→ **Task material**
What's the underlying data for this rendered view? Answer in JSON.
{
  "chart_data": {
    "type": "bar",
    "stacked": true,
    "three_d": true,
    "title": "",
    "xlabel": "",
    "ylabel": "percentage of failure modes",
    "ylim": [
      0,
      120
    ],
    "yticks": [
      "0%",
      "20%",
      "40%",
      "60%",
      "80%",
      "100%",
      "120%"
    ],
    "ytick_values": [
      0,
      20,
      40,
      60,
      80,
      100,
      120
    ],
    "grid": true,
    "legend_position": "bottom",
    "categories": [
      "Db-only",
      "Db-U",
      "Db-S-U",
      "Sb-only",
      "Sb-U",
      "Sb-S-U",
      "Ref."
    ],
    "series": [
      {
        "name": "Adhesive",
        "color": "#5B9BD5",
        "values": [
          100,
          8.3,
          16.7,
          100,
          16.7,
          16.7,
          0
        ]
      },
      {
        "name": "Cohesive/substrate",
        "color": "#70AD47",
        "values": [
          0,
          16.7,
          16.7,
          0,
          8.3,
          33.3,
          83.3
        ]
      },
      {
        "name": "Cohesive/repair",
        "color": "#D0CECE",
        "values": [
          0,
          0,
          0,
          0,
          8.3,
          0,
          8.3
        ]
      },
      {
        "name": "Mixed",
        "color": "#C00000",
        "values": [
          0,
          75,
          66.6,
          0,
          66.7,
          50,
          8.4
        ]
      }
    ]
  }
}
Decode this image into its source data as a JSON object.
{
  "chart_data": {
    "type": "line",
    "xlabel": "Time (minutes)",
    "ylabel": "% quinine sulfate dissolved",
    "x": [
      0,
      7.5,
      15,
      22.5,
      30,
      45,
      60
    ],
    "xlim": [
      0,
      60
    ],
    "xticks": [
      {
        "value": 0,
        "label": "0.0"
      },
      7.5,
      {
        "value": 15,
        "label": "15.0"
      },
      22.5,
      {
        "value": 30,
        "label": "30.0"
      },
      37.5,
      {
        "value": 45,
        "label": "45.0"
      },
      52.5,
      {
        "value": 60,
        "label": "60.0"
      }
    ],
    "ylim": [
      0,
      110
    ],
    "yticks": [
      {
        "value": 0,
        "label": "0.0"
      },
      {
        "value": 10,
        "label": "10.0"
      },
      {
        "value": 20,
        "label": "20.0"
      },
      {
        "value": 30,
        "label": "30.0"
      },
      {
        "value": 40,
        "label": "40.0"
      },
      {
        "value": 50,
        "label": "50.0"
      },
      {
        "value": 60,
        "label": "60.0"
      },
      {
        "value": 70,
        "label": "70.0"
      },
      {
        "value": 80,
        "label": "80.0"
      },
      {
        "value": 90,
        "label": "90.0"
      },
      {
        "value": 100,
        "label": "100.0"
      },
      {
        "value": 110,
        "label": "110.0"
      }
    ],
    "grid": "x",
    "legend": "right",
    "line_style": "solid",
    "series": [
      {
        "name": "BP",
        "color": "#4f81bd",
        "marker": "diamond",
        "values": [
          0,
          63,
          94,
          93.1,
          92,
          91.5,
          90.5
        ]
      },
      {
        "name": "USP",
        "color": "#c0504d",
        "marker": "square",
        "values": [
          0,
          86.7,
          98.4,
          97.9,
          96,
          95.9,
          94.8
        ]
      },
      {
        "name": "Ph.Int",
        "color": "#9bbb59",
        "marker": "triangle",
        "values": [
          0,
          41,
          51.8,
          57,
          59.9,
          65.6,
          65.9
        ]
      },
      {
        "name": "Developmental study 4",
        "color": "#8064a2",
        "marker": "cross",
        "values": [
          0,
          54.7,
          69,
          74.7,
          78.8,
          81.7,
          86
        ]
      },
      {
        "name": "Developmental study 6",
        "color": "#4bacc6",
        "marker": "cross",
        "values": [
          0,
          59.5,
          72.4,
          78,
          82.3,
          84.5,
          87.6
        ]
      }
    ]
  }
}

→ **Task objective**
Extract every line of the records above that contains the word "ylabel".

→ **Solution to this task**
    "ylabel": "percentage of failure modes",
    "ylabel": "% quinine sulfate dissolved",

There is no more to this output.